In the following material, identify every line holding the string "документов" and return it.

-- START Dataset extract --

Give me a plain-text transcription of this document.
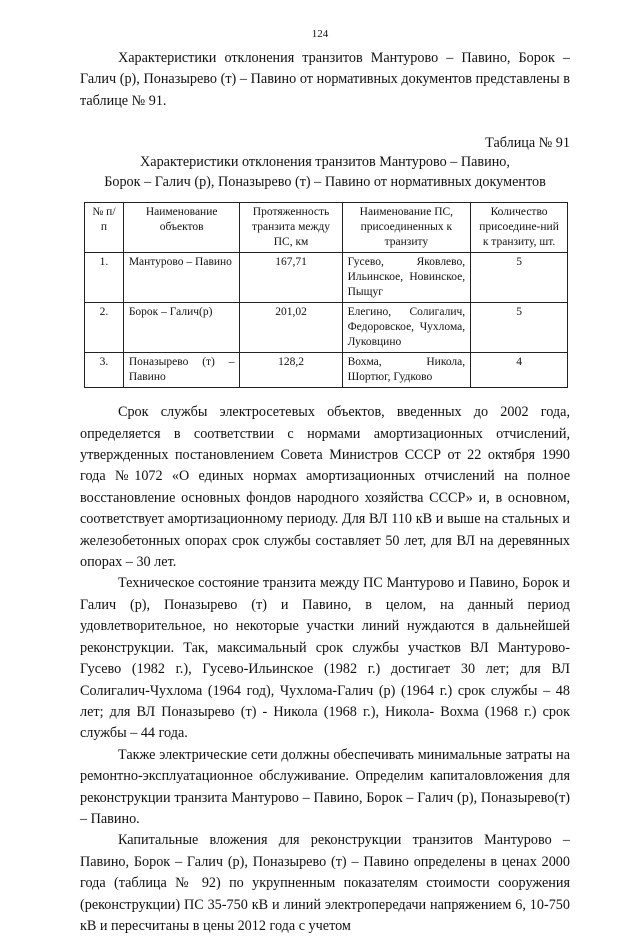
124

Характеристики отклонения транзитов Мантурово – Павино, Борок – Галич (р), Поназырево (т) – Павино от нормативных документов представлены в таблице № 91.

Таблица № 91
Характеристики отклонения транзитов Мантурово – Павино,
Борок – Галич (р), Поназырево (т) – Павино от нормативных документов
№ п/п	Наименование объектов	Протяженность транзита между ПС, км	Наименование ПС, присоединенных к транзиту	Количество присоедине-ний к транзиту, шт.
1.	Мантурово – Павино	167,71	Гусево, Яковлево, Ильинское, Новинское, Пыщуг	5
2.	Борок – Галич(р)	201,02	Елегино, Солигалич, Федоровское, Чухлома, Луковцино	5
3.	Поназырево (т) – Павино	128,2	Вохма, Никола, Шортюг, Гудково	4

Срок службы электросетевых объектов, введенных до 2002 года, определяется в соответствии с нормами амортизационных отчислений, утвержденных постановлением Совета Министров СССР от 22 октября 1990 года №1072 «О единых нормах амортизационных отчислений на полное восстановление основных фондов народного хозяйства СССР» и, в основном, соответствует амортизационному периоду. Для ВЛ 110 кВ и выше на стальных и железобетонных опорах срок службы составляет 50 лет, для ВЛ на деревянных опорах – 30 лет.

Техническое состояние транзита между ПС Мантурово и Павино, Борок и Галич (р), Поназырево (т) и Павино, в целом, на данный период удовлетворительное, но некоторые участки линий нуждаются в дальнейшей реконструкции. Так, максимальный срок службы участков ВЛ Мантурово-Гусево (1982 г.), Гусево-Ильинское (1982 г.) достигает 30 лет; для ВЛ Солигалич-Чухлома (1964 год), Чухлома-Галич (р) (1964 г.) срок службы – 48 лет; для ВЛ Поназырево (т) - Никола (1968 г.), Никола- Вохма (1968 г.) срок службы – 44 года.

Также электрические сети должны обеспечивать минимальные затраты на ремонтно-эксплуатационное обслуживание. Определим капиталовложения для реконструкции транзита Мантурово – Павино, Борок – Галич (р), Поназырево(т) – Павино.

Капитальные вложения для реконструкции транзитов Мантурово – Павино, Борок – Галич (р), Поназырево (т) – Павино определены в ценах 2000 года (таблица № 92) по укрупненным показателям стоимости сооружения (реконструкции) ПС 35-750 кВ и линий электропередачи напряжением 6, 10-750 кВ и пересчитаны в цены 2012 года с учетом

-- END Dataset extract --

# Final result
Характеристики отклонения транзитов Мантурово – Павино, Борок – Галич (р), Поназырево (т) – Павино от нормативных документов представлены в таблице № 91.
Борок – Галич (р), Поназырево (т) – Павино от нормативных документов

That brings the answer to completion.